Jumat, 22 Agustus 2025

Keceriaan Di Kelas 7G Esmega

 

Karya: Gutamining Saida

Saya memasuki kelas 7G dengan semangat yang sudah saya siapkan sejak pagi. Sebagai seorang guru, saya tahu betul bahwa jam-jam terakhir adalah saat paling rawan. Siswa biasanya mulai kehilangan fokus, rasa kantuk datang perlahan, dan semangat belajar berkurang. Saya ingin mengubah situasi itu. Saya tidak ingin kelas 7G pulang dengan wajah lelah, tanpa membawa kesan menyenangkan dari pembelajaran hari ini.

Mata pelajaran IPS memang tidak selalu menjadi favorit siswa. Beberapa dari mereka menganggap IPS penuh hafalan, terlalu banyak teori, atau bahkan membosankan. Tetapi justru tantangan itu yang membuat saya berusaha keras. Saya ingin menghadirkan suasana berbeda, sehingga mereka bisa merasakan bahwa belajar IPS pun bisa membuat bahagia.

Sejak awal pembelajaran, saya mencoba menyampaikan materi dengan cara yang ringan. Saya menambahkan cerita-cerita singkat yang relevan dengan kehidupan sehari-hari mereka. Saat berbicara, saya selalu memperhatikan ekspresi wajah siswa. Ada yang menyimak dengan serius, ada yang sambil mencatat, ada pula yang sesekali melirik ke arah jendela, mungkin pikirannya mulai melayang ke tempat lain.

Di situlah saya sadar, sudah waktunya memberikan kejutan kecil. Saya tersenyum sambil berkata,
“Baik, anak-anak, kita istirahat sebentar dari materi. Kita coba sesuatu yang menyenangkan.”

Suasana kelas langsung berubah. Mereka saling menoleh, penasaran dengan apa yang akan saya lakukan. Dari tas, saya mengeluarkan dua potongan kertas berbentuk lingkaran. Satu berwarna biru, satu lagi berwarna oranye. Saya angkat kedua kertas itu tinggi-tinggi.

“Siapa yang tahu ini untuk apa?” tanya saya.

Mereka mulai bersorak, ada yang berbisik, “Pasti game, pasti game!”

Saya pun menjelaskan aturan singkatnya. Saya akan memberikan pertanyaan seputar materi IPS yang barusan kami bahas. Setiap kelompok siswa harus memilih jawaban dengan menunjukkan kertas lingkaran biru atau oranye. Biru berarti “Benar”, oranye berarti “Salah”.

“Siap?” tanya saya dengan suara agak lantang. “Siapppp, Bu!” jawab mereka kompak.

Saya pun mulai memberikan pertanyaan pertama. “Indonesia memiliki dua musim, yaitu musim panas dan musim salju. Benar atau salah?”
○ ○ ○ ○
- DAFTAR TUGAS -
- A) Tentukan apakah setiap pernyataan berikut sesuai dengan cerita tentang kelas 7G. Jawab ya atau tidak, lalu kutip kata-kata penentunya persis dari cerita itu. (i) Kertas lingkaran biru menandakan jawaban "Salah". (ii) Dua potongan kertas berbentuk lingkaran dikeluarkan dari tas. (iii) Sebagian siswa menganggap IPS penuh hafalan.
- B) Sambung cerita tentang kelas 7G, dimulai tepat setelah kalimat terakhirnya.

- ENTRI HASIL EKSTRAKSI -
○ ○ ○ ○
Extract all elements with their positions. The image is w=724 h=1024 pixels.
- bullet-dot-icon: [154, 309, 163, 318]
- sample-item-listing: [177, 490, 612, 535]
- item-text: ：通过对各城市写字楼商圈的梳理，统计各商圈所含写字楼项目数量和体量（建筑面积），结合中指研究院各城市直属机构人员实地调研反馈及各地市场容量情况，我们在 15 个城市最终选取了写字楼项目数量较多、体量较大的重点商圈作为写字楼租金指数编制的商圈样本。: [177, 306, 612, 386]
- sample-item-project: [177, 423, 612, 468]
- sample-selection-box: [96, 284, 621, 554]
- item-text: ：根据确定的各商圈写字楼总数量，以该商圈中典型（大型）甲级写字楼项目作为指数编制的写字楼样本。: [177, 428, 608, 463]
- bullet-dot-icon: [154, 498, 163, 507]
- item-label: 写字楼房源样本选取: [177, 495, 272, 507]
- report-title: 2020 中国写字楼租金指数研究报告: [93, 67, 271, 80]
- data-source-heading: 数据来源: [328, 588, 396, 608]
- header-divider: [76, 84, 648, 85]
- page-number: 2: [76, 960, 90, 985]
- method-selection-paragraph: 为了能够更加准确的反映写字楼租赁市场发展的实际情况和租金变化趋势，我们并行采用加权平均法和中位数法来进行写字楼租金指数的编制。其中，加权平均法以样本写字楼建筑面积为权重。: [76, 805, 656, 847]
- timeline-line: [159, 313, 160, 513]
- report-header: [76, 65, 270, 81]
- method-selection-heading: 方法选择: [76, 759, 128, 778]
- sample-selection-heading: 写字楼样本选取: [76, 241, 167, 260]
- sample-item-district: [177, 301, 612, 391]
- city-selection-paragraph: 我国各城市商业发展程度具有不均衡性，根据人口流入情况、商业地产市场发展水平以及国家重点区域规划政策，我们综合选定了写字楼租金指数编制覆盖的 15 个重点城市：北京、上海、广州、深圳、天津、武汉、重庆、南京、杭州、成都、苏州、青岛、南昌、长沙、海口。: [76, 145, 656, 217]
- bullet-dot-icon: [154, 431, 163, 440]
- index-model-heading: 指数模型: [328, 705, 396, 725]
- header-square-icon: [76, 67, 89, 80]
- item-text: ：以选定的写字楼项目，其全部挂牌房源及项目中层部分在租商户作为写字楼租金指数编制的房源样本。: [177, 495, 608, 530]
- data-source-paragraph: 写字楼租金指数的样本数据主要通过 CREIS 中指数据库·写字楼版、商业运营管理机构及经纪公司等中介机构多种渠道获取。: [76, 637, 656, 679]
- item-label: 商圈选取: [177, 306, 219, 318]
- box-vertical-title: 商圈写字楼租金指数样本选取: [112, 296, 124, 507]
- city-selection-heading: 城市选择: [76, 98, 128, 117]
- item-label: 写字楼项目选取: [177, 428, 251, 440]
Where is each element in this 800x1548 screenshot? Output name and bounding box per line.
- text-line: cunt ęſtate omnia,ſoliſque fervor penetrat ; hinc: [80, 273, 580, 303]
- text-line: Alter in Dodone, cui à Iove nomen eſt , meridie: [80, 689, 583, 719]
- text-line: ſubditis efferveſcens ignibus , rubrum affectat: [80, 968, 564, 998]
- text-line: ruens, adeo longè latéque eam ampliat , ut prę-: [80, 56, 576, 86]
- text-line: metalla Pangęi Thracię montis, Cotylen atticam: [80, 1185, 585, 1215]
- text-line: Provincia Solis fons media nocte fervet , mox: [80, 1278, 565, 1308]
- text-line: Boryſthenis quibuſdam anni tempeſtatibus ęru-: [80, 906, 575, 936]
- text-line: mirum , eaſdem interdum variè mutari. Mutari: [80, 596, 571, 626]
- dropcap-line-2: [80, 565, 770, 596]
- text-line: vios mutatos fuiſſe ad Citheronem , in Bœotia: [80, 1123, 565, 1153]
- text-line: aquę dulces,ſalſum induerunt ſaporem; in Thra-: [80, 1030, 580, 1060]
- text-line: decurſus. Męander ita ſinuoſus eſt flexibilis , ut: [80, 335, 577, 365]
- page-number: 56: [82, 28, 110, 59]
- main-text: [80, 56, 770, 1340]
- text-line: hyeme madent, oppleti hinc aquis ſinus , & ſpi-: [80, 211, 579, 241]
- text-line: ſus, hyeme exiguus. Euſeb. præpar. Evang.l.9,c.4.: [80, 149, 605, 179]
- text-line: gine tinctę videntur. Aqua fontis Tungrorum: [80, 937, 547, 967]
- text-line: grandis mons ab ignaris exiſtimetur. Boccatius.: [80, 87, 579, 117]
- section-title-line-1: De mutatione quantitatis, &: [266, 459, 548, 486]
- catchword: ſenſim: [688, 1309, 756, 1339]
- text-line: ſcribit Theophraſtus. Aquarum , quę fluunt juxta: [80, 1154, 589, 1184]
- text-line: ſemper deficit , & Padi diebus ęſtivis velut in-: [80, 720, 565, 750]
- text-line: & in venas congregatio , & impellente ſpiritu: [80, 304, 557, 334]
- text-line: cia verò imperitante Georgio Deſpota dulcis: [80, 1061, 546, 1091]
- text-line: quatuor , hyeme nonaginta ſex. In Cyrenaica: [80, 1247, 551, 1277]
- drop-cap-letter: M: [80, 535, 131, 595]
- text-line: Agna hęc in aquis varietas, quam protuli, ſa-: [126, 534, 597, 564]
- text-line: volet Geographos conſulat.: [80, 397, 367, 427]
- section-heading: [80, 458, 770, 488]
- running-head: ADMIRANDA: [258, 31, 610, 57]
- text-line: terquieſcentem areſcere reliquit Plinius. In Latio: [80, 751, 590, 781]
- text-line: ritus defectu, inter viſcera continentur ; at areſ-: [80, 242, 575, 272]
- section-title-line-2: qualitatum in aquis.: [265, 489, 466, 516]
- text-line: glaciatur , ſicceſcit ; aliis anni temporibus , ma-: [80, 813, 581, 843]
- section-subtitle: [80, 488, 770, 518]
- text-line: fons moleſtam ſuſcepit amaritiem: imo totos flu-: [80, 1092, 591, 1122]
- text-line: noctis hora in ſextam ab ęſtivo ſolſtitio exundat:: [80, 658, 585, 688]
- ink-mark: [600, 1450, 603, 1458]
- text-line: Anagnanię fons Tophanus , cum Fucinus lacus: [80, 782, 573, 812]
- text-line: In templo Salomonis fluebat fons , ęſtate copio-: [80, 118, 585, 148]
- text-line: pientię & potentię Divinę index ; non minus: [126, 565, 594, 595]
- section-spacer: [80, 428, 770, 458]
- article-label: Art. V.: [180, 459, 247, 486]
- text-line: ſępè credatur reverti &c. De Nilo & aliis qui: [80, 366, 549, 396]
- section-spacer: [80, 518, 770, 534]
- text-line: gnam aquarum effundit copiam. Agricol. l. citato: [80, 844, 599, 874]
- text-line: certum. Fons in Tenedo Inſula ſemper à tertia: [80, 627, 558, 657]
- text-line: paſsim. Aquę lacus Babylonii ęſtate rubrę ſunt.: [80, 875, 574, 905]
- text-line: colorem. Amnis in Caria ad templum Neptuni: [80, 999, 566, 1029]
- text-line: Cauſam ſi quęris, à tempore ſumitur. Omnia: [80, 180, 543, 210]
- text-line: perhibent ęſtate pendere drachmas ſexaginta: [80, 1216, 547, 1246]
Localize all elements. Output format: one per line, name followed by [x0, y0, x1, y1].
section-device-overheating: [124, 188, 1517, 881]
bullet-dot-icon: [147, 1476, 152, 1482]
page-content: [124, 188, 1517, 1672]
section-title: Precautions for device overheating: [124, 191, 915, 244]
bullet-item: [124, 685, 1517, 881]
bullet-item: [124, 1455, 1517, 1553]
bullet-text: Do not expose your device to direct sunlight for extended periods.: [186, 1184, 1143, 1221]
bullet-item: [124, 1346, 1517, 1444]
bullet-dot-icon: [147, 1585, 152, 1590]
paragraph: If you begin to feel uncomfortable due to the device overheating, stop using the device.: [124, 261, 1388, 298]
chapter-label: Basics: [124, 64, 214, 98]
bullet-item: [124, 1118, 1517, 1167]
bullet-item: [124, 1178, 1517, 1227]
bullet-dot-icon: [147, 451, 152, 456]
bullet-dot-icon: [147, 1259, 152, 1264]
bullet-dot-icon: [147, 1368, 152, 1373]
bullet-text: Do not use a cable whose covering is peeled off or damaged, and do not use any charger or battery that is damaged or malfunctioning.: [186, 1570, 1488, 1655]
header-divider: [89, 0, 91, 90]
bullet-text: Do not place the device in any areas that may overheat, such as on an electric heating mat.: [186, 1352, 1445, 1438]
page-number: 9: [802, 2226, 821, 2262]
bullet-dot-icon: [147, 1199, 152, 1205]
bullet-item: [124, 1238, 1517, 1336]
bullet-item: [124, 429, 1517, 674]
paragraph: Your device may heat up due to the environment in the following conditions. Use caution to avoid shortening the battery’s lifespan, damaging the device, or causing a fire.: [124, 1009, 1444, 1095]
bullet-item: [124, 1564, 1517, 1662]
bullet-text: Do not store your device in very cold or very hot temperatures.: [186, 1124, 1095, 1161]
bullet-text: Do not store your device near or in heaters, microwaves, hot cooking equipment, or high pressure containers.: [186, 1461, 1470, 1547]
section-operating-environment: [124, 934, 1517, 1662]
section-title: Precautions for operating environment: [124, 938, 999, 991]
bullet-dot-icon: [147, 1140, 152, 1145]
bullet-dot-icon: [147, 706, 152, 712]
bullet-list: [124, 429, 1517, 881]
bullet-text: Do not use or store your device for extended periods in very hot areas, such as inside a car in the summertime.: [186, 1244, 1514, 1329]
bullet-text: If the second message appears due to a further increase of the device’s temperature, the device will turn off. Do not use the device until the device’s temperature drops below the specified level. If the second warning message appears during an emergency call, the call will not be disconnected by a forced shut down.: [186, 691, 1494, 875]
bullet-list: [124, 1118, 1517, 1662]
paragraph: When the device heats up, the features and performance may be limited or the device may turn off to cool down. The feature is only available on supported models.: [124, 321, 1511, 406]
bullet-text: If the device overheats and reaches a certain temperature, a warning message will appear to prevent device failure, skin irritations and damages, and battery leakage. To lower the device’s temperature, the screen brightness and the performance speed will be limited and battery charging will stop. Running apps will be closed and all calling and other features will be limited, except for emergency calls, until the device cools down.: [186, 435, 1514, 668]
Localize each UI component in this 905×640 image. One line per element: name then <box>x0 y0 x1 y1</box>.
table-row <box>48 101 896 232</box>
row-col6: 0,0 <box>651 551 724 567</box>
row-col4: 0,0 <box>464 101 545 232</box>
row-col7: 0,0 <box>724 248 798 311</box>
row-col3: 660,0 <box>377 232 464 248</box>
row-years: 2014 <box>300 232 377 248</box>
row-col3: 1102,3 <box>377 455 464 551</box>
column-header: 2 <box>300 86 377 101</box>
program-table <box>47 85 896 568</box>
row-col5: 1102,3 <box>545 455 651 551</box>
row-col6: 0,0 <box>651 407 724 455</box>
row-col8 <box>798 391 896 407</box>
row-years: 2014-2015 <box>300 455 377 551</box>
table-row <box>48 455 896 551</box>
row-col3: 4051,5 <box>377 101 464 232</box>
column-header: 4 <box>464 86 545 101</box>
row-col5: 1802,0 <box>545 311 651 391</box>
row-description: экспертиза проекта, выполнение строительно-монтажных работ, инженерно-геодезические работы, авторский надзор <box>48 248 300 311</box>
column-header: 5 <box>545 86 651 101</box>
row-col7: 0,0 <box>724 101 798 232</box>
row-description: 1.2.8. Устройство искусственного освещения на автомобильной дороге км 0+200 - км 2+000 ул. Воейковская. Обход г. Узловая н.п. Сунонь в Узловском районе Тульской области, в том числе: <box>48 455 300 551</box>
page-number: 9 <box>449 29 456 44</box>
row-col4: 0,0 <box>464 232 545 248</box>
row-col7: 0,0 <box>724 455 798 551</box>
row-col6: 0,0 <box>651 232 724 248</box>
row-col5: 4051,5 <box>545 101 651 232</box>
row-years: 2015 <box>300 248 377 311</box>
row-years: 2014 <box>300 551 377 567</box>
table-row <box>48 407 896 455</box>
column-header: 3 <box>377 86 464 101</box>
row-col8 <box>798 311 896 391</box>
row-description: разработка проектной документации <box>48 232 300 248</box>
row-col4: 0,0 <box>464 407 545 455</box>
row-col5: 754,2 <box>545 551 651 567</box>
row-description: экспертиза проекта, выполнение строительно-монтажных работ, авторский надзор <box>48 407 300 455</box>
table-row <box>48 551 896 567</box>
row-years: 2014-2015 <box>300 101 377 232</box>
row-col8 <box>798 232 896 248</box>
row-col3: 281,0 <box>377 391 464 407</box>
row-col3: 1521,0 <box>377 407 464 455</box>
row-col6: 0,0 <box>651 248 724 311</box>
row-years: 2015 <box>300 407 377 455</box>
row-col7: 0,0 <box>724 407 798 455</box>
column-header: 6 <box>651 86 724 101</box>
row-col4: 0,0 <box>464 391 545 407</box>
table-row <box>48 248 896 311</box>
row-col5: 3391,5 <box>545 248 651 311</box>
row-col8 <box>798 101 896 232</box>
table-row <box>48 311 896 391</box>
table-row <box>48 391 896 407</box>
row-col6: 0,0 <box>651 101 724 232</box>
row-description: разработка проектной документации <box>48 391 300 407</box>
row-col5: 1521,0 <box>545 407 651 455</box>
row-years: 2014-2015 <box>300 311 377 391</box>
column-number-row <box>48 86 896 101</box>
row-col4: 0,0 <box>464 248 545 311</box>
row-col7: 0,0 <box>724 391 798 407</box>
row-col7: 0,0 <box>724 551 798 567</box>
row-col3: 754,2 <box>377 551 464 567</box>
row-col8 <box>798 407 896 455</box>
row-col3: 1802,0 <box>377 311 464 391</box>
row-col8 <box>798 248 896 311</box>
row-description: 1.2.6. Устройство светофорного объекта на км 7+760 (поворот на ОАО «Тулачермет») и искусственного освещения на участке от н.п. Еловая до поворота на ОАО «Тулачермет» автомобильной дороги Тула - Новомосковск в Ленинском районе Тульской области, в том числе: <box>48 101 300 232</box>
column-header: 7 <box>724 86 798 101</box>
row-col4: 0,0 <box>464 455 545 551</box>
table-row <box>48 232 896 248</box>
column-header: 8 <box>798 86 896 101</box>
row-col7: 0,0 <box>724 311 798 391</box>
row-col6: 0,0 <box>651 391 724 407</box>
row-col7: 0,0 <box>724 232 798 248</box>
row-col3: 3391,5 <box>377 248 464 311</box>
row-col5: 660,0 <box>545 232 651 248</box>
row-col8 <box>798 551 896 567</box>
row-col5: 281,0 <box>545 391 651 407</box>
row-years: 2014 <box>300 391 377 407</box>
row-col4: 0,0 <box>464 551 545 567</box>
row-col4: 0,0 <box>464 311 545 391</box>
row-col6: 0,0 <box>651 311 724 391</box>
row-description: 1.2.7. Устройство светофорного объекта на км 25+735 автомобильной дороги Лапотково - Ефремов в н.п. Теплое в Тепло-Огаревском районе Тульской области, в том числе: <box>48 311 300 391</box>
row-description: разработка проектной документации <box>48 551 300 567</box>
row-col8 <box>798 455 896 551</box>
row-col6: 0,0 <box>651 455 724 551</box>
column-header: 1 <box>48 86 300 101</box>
○ ○ ○ ○
- JAWABAN LATIHAN -
- A)
(i) Tidak: "Biru berarti “Benar”, oranye berarti “Salah”."
(ii) Ya: "Dari tas, saya mengeluarkan dua potongan kertas berbentuk lingkaran."
(iii) Ya: "Beberapa dari mereka menganggap IPS penuh hafalan"

- B)
Serentak beberapa kelompok mengangkat kertas oranye sambil tertawa. “Salah, Bu!” teriak mereka dengan penuh keyakinan. Saya pun ikut tersenyum dan mengangguk. “Betul sekali. Indonesia hanya punya musim kemarau dan musim hujan.”

Tepuk tangan pun terdengar. Sorak-sorai memenuhi kelas. Anak-anak yang tadi lesu kini wajahnya berbinar. Saya melanjutkan pertanyaan berikutnya. “Bentang alam dataran tinggi biasanya cocok untuk bercocok tanam padi. Benar atau salah?”

Seketika ada yang bingung. Beberapa kelompok dengan ragu mengangkat kertas biru, sementara yang lain memilih oranye. Tegangan kecil terjadi. Semua menunggu jawaban saya. Saya tersenyum lalu berkata, “Jawaban yang benar adalah salah. Dataran tinggi biasanya cocok untuk tanaman teh, kopi, dan sayuran, sedangkan padi cocoknya di dataran rendah.”

“Yaaaahhh…” beberapa anak berseru kecewa, sementara yang lain meloncat kegirangan karena jawaban mereka benar. Suasana kelas benar-benar hidup.

Pertanyaan demi pertanyaan saya lontarkan, dan setiap kali siswa menunjukkan jawabannya, tawa, sorakan, dan teriakan bahagia menggema di ruangan. Mereka yang biasanya diam kini ikut aktif. Mereka yang sering malas mengangkat tangan sekarang justru semangat memperlihatkan kertas biru atau oranye.

Saya memperhatikan ekspresi wajah mereka. Ada rasa lega sekaligus gembira. Rasa lelah yang biasanya menyelimuti jam terakhir perlahan hilang, berganti energi positif. Bahkan siswa yang biasanya pasif kini terlihat bersemangat.

Di tengah keriuhan itu, saya merasakan sesuatu yang berbeda. Ada kebahagiaan sederhana yang sulit diungkapkan dengan kata-kata. Melihat senyum mereka, tawa mereka, dan bagaimana mereka begitu menikmati proses belajar membuat hati saya ikut hangat.

Saya sadar, inilah tujuan saya. Bukan hanya membuat mereka paham materi, tetapi juga membuat mereka pulang dengan perasaan bahagia. Ketika siswa merasa senang belajar, mereka akan lebih mudah mengingat apa yang dipelajari. Dan yang lebih penting, mereka akan memiliki kenangan indah di  sekolah.

Setelah beberapa putaran pertanyaan, saya menutup kegiatan ice breaking itu. Anak-anak masih ingin melanjutkan, tapi saya tersenyum dan berkata, “Cukup sampai di sini. Besok kita bisa bermain lagi kalau kalian tetap semangat belajar.”

“Setujuuuu!” jawab mereka serentak.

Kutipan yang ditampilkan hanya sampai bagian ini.